Images must not appear in your copy; reproduce every other part of the records exactly.

(RECORDS SUPPLIED)
◆ ◆ ◆
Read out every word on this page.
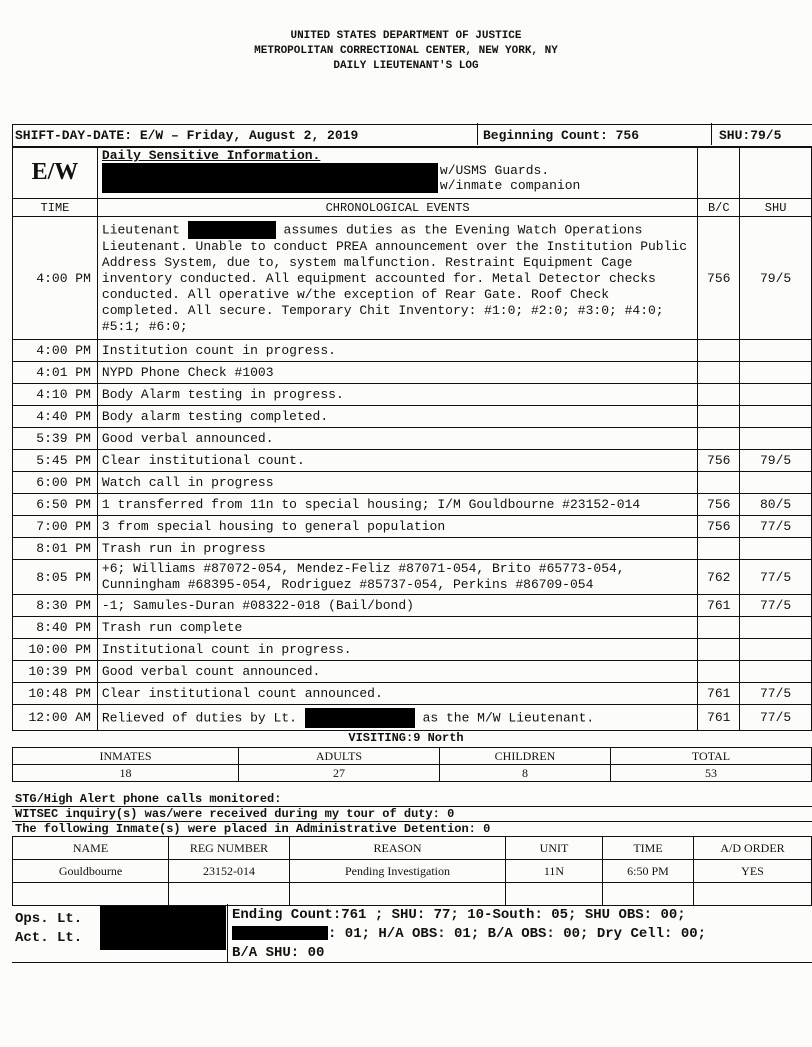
UNITED STATES DEPARTMENT OF JUSTICE
METROPOLITAN CORRECTIONAL CENTER, NEW YORK, NY
DAILY LIEUTENANT'S LOG
SHIFT-DAY-DATE: E/W – Friday, August 2, 2019	Beginning Count: 756	SHU:79/5
E/W	Daily Sensitive Information.
w/USMS Guards.
w/inmate companion		

TIME	CHRONOLOGICAL EVENTS	B/C	SHU
4:00 PM	Lieutenant assumes duties as the Evening Watch Operations Lieutenant. Unable to conduct PREA announcement over the Institution Public Address System, due to, system malfunction. Restraint Equipment Cage inventory conducted. All equipment accounted for. Metal Detector checks conducted. All operative w/the exception of Rear Gate. Roof Check completed. All secure. Temporary Chit Inventory: #1:0; #2:0; #3:0; #4:0; #5:1; #6:0;	756	79/5
4:00 PM	Institution count in progress.		
4:01 PM	NYPD Phone Check #1003		
4:10 PM	Body Alarm testing in progress.		
4:40 PM	Body alarm testing completed.		
5:39 PM	Good verbal announced.		
5:45 PM	Clear institutional count.	756	79/5
6:00 PM	Watch call in progress		
6:50 PM	1 transferred from 11n to special housing; I/M Gouldbourne #23152-014	756	80/5
7:00 PM	3 from special housing to general population	756	77/5
8:01 PM	Trash run in progress		
8:05 PM	+6; Williams #87072-054, Mendez-Feliz #87071-054, Brito #65773-054, Cunningham #68395-054, Rodriguez #85737-054, Perkins #86709-054	762	77/5
8:30 PM	-1; Samules-Duran #08322-018 (Bail/bond)	761	77/5
8:40 PM	Trash run complete		
10:00 PM	Institutional count in progress.		
10:39 PM	Good verbal count announced.		
10:48 PM	Clear institutional count announced.	761	77/5
12:00 AM	Relieved of duties by Lt. as the M/W Lieutenant.	761	77/5
VISITING:9 North
INMATES	ADULTS	CHILDREN	TOTAL
18	27	8	53
STG/High Alert phone calls monitored:
WITSEC inquiry(s) was/were received during my tour of duty: 0
The following Inmate(s) were placed in Administrative Detention: 0
NAME	REG NUMBER	REASON	UNIT	TIME	A/D ORDER
Gouldbourne	23152-014	Pending Investigation	11N	6:50 PM	YES

Ops. Lt.
Act. Lt.
Ending Count:761 ; SHU: 77; 10-South: 05; SHU OBS: 00;
: 01; H/A OBS: 01; B/A OBS: 00; Dry Cell: 00;
B/A SHU: 00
◆ ◆ ◆
(TASK OUTPUT)
Read out every word on this page.
UNITED STATES DEPARTMENT OF JUSTICE
METROPOLITAN CORRECTIONAL CENTER, NEW YORK, NY
DAILY LIEUTENANT'S LOG
SHIFT-DAY-DATE: E/W – Friday, August 2, 2019	Beginning Count: 756	SHU:79/5
E/W	Daily Sensitive Information.
w/USMS Guards.
w/inmate companion		

TIME	CHRONOLOGICAL EVENTS	B/C	SHU
4:00 PM	Lieutenant assumes duties as the Evening Watch Operations Lieutenant. Unable to conduct PREA announcement over the Institution Public Address System, due to, system malfunction. Restraint Equipment Cage inventory conducted. All equipment accounted for. Metal Detector checks conducted. All operative w/the exception of Rear Gate. Roof Check completed. All secure. Temporary Chit Inventory: #1:0; #2:0; #3:0; #4:0; #5:1; #6:0;	756	79/5
4:00 PM	Institution count in progress.		
4:01 PM	NYPD Phone Check #1003		
4:10 PM	Body Alarm testing in progress.		
4:40 PM	Body alarm testing completed.		
5:39 PM	Good verbal announced.		
5:45 PM	Clear institutional count.	756	79/5
6:00 PM	Watch call in progress		
6:50 PM	1 transferred from 11n to special housing; I/M Gouldbourne #23152-014	756	80/5
7:00 PM	3 from special housing to general population	756	77/5
8:01 PM	Trash run in progress		
8:05 PM	+6; Williams #87072-054, Mendez-Feliz #87071-054, Brito #65773-054, Cunningham #68395-054, Rodriguez #85737-054, Perkins #86709-054	762	77/5
8:30 PM	-1; Samules-Duran #08322-018 (Bail/bond)	761	77/5
8:40 PM	Trash run complete		
10:00 PM	Institutional count in progress.		
10:39 PM	Good verbal count announced.		
10:48 PM	Clear institutional count announced.	761	77/5
12:00 AM	Relieved of duties by Lt. as the M/W Lieutenant.	761	77/5
VISITING:9 North
INMATES	ADULTS	CHILDREN	TOTAL
18	27	8	53
STG/High Alert phone calls monitored:
WITSEC inquiry(s) was/were received during my tour of duty: 0
The following Inmate(s) were placed in Administrative Detention: 0
NAME	REG NUMBER	REASON	UNIT	TIME	A/D ORDER
Gouldbourne	23152-014	Pending Investigation	11N	6:50 PM	YES

Ops. Lt.
Act. Lt.
Ending Count:761 ; SHU: 77; 10-South: 05; SHU OBS: 00;
: 01; H/A OBS: 01; B/A OBS: 00; Dry Cell: 00;
B/A SHU: 00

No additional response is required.